▶

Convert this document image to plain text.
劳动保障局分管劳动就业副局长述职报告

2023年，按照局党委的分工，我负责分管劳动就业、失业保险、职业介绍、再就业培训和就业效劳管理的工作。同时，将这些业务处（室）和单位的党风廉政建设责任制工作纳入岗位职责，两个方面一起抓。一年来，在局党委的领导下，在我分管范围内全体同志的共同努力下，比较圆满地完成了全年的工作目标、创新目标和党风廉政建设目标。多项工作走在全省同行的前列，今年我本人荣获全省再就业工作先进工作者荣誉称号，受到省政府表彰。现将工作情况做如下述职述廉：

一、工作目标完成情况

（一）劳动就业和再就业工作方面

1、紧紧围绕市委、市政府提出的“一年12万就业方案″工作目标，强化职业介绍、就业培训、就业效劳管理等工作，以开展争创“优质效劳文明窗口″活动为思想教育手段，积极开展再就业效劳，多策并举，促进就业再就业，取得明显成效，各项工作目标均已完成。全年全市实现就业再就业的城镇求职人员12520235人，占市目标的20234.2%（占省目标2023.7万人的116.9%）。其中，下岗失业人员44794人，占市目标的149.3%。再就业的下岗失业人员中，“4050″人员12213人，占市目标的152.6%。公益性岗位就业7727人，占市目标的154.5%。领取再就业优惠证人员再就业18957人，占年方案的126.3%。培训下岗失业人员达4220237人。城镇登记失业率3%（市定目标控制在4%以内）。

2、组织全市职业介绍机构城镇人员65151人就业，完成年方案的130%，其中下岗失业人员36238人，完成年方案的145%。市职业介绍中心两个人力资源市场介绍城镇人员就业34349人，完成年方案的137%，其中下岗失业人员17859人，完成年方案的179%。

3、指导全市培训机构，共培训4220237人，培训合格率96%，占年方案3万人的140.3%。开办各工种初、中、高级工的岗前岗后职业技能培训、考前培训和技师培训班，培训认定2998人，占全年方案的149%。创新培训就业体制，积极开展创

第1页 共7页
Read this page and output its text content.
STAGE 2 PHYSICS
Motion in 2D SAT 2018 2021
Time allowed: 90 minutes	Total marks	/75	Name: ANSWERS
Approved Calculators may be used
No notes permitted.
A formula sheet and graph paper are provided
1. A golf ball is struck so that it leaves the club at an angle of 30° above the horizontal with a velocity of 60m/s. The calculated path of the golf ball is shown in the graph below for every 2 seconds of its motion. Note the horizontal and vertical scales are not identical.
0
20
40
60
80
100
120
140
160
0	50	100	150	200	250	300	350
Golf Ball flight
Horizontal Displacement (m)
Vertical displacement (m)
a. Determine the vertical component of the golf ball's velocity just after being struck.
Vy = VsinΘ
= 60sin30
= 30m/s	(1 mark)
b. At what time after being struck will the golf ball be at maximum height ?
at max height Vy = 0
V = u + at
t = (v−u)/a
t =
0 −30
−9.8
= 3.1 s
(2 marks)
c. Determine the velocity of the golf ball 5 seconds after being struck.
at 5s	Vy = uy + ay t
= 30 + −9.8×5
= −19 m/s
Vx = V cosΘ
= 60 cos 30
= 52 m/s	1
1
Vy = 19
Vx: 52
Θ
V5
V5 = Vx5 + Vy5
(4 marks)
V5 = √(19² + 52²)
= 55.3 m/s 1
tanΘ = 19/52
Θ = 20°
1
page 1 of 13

◀
▶

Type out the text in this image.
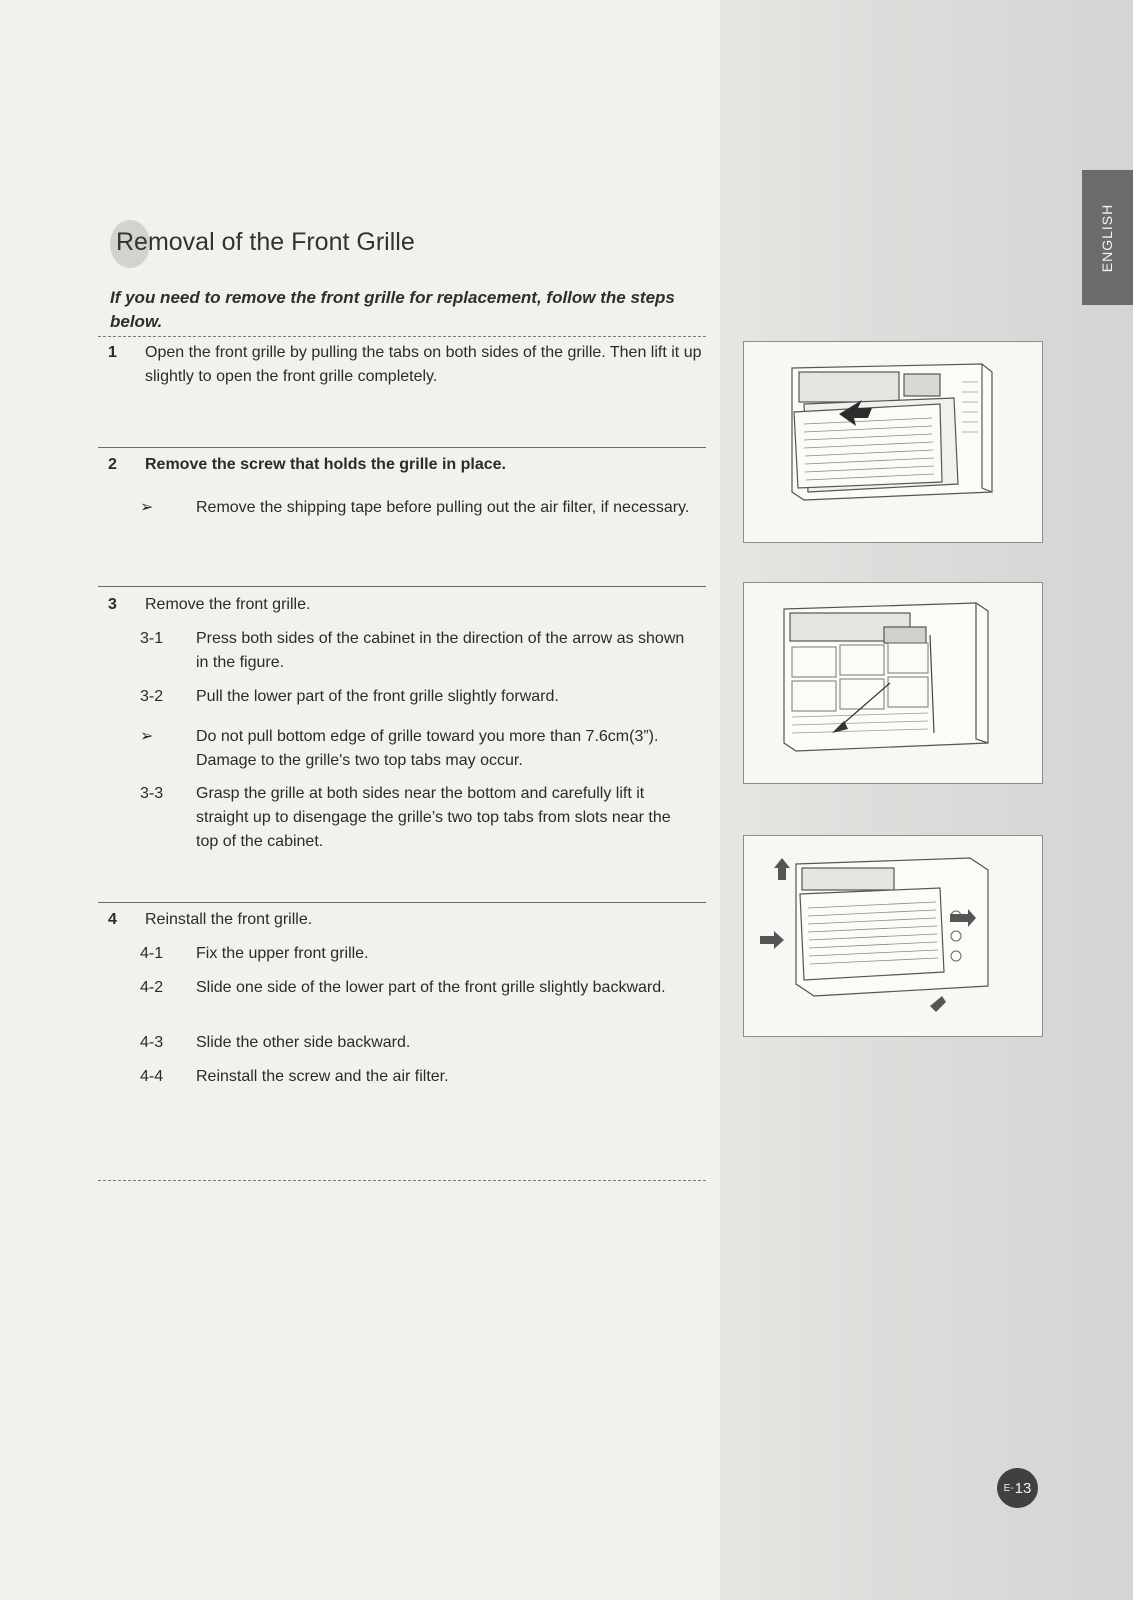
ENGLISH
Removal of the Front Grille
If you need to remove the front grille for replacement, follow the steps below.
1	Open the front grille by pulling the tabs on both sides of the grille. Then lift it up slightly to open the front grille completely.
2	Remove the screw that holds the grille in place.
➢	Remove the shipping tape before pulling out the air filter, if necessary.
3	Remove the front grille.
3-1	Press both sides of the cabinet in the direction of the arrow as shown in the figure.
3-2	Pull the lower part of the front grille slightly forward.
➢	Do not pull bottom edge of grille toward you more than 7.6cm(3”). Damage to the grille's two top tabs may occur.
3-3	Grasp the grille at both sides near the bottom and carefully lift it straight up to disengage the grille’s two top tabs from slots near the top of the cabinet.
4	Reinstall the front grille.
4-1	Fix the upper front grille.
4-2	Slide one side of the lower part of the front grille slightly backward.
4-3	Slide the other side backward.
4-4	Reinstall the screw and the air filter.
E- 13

◀
▶

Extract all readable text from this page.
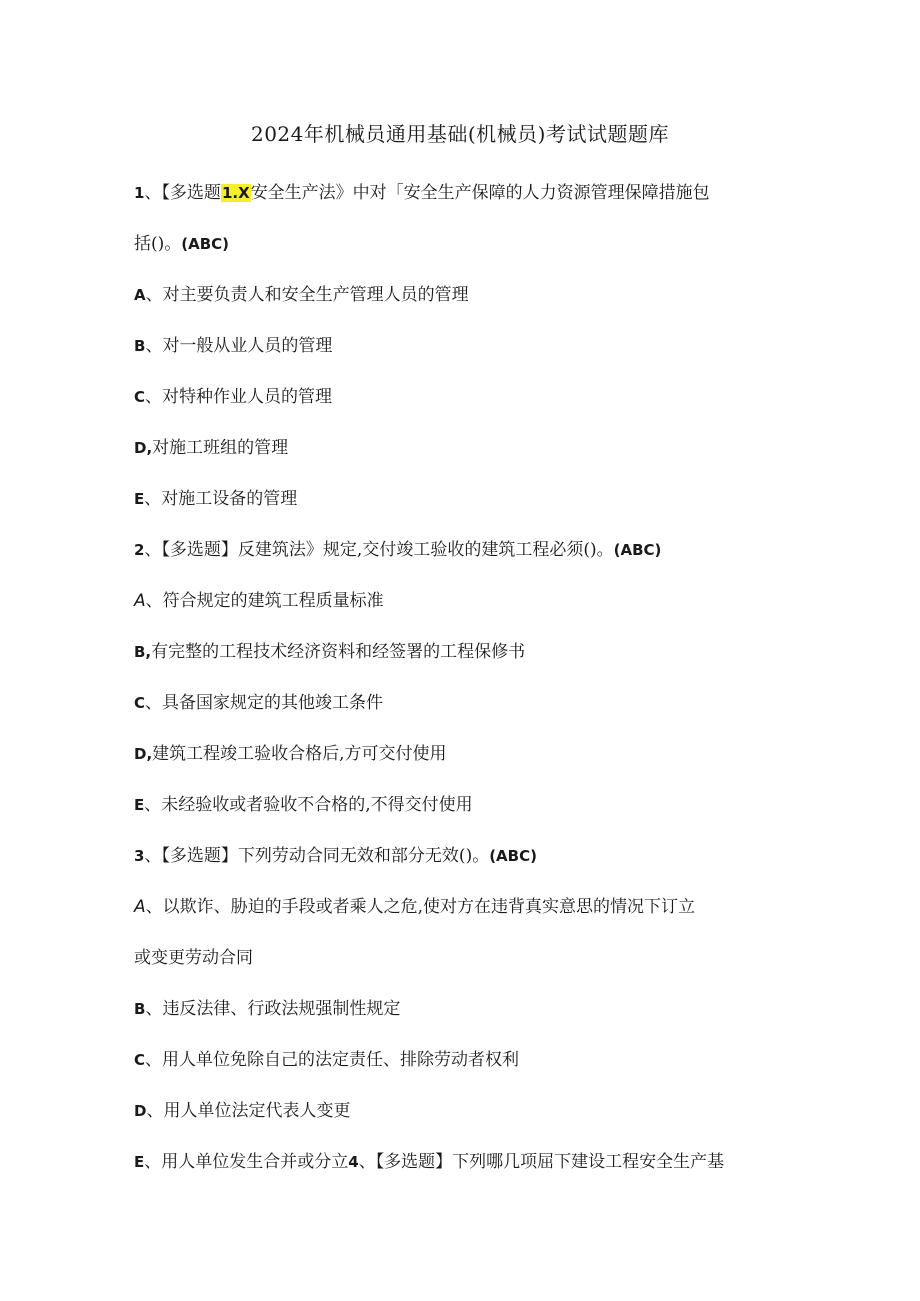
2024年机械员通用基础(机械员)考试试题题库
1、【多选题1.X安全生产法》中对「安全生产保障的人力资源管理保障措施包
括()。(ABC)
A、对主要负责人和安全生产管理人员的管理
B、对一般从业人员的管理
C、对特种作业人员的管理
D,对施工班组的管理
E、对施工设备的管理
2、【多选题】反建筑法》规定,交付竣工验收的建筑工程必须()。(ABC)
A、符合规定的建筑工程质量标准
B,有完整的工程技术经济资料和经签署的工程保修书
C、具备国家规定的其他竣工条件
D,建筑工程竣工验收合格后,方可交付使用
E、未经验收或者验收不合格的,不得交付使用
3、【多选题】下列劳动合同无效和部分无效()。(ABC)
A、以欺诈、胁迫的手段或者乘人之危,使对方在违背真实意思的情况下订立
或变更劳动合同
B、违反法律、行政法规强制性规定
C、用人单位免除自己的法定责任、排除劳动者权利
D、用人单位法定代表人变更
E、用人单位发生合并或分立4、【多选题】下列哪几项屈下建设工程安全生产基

◀

**Aim:**
Copy each line above where the string "both" occurs.

**Solution for this exercise:**
1	Open the front grille by pulling the tabs on both sides of the grille. Then lift it up slightly to open the front grille completely.
3-1	Press both sides of the cabinet in the direction of the arrow as shown in the figure.
3-3	Grasp the grille at both sides near the bottom and carefully lift it straight up to disengage the grille’s two top tabs from slots near the top of the cabinet.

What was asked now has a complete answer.